AIM - Write out, precisely and in full, each line of the material.
===== EXERCISE MATERIALS
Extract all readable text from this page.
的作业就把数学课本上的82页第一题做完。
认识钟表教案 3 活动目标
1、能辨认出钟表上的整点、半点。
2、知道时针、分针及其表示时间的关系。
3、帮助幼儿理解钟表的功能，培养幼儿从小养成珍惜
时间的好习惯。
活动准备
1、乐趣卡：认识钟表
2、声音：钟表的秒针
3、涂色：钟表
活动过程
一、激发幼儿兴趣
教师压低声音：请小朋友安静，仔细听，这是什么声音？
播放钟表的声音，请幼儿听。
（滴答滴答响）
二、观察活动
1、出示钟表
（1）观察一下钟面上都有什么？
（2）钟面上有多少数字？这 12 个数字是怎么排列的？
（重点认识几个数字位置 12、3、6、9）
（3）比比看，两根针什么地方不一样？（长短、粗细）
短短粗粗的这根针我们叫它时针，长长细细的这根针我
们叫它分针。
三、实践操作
==========
FINAL RESULT -
Extract all readable text from this page.
的作业就把数学课本上的82页第一题做完。
认识钟表教案 3 活动目标
1、能辨认出钟表上的整点、半点。
2、知道时针、分针及其表示时间的关系。
3、帮助幼儿理解钟表的功能，培养幼儿从小养成珍惜
时间的好习惯。
活动准备
1、乐趣卡：认识钟表
2、声音：钟表的秒针
3、涂色：钟表
活动过程
一、激发幼儿兴趣
教师压低声音：请小朋友安静，仔细听，这是什么声音？
播放钟表的声音，请幼儿听。
（滴答滴答响）
二、观察活动
1、出示钟表
（1）观察一下钟面上都有什么？
（2）钟面上有多少数字？这 12 个数字是怎么排列的？
（重点认识几个数字位置 12、3、6、9）
（3）比比看，两根针什么地方不一样？（长短、粗细）
短短粗粗的这根针我们叫它时针，长长细细的这根针我
们叫它分针。
三、实践操作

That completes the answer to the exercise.